**Recorded data**.
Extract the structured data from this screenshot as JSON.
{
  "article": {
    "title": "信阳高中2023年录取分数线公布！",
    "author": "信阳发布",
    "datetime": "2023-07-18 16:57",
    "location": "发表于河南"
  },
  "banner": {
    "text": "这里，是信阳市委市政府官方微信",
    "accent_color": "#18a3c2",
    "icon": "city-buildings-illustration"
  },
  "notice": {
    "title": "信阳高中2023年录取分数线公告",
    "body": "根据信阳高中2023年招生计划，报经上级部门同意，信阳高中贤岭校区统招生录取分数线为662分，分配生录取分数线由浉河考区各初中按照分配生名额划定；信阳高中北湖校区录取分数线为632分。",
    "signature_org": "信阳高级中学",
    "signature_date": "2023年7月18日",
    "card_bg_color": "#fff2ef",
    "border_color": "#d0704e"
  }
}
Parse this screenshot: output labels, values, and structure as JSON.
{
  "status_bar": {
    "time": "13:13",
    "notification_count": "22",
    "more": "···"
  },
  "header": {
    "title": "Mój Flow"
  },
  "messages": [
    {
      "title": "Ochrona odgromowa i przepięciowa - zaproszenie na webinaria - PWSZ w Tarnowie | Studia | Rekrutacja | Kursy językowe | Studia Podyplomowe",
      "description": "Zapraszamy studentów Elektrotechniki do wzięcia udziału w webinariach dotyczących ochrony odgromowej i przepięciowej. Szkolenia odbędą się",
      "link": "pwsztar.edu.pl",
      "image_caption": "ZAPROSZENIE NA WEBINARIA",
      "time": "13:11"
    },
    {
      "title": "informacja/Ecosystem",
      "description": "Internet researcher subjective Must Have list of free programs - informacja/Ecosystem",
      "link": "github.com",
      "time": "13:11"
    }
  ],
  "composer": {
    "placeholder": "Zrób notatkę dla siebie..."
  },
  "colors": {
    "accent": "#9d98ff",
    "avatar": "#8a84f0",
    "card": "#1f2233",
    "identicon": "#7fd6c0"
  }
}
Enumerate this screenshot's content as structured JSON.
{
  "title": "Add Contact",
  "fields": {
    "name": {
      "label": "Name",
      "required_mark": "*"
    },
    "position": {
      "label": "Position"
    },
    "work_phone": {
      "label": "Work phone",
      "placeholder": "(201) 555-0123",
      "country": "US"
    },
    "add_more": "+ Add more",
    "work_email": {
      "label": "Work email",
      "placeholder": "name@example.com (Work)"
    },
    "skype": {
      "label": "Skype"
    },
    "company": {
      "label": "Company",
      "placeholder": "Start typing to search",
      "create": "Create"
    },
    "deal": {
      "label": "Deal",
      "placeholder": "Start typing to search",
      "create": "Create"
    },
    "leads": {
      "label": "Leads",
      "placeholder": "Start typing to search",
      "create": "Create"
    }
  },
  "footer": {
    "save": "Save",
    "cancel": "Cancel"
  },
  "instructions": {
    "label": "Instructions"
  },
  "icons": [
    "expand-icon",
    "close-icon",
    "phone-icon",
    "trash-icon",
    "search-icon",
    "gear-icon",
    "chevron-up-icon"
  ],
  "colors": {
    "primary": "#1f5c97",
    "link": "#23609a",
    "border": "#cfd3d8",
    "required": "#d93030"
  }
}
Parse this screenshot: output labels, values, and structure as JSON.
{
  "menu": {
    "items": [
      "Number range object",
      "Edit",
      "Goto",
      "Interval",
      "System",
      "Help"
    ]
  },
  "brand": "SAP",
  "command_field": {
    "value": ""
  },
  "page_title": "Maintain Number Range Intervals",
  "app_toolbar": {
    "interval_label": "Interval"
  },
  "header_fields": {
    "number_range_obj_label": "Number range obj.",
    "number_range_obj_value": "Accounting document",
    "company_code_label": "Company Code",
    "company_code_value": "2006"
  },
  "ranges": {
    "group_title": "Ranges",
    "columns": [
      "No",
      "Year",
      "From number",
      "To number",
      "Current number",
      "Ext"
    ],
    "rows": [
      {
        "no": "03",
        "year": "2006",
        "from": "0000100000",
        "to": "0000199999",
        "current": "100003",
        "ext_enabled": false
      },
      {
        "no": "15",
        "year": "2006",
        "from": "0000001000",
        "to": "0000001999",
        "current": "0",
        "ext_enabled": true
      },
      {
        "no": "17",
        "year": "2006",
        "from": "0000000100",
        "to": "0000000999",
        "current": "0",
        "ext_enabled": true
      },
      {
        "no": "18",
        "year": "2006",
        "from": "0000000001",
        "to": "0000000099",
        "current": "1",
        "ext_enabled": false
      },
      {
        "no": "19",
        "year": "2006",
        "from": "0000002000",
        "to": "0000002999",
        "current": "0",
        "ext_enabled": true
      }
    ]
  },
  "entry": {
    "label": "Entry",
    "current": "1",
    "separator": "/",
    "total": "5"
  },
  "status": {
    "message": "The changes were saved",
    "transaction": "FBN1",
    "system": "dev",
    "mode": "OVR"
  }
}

**What the task asks**.
Pick out all lines from the data above in which the word "screenshot" appears.

**Solution below**.
Extract the structured data from this screenshot as JSON.
Parse this screenshot: output labels, values, and structure as JSON.
Enumerate this screenshot's content as structured JSON.
Parse this screenshot: output labels, values, and structure as JSON.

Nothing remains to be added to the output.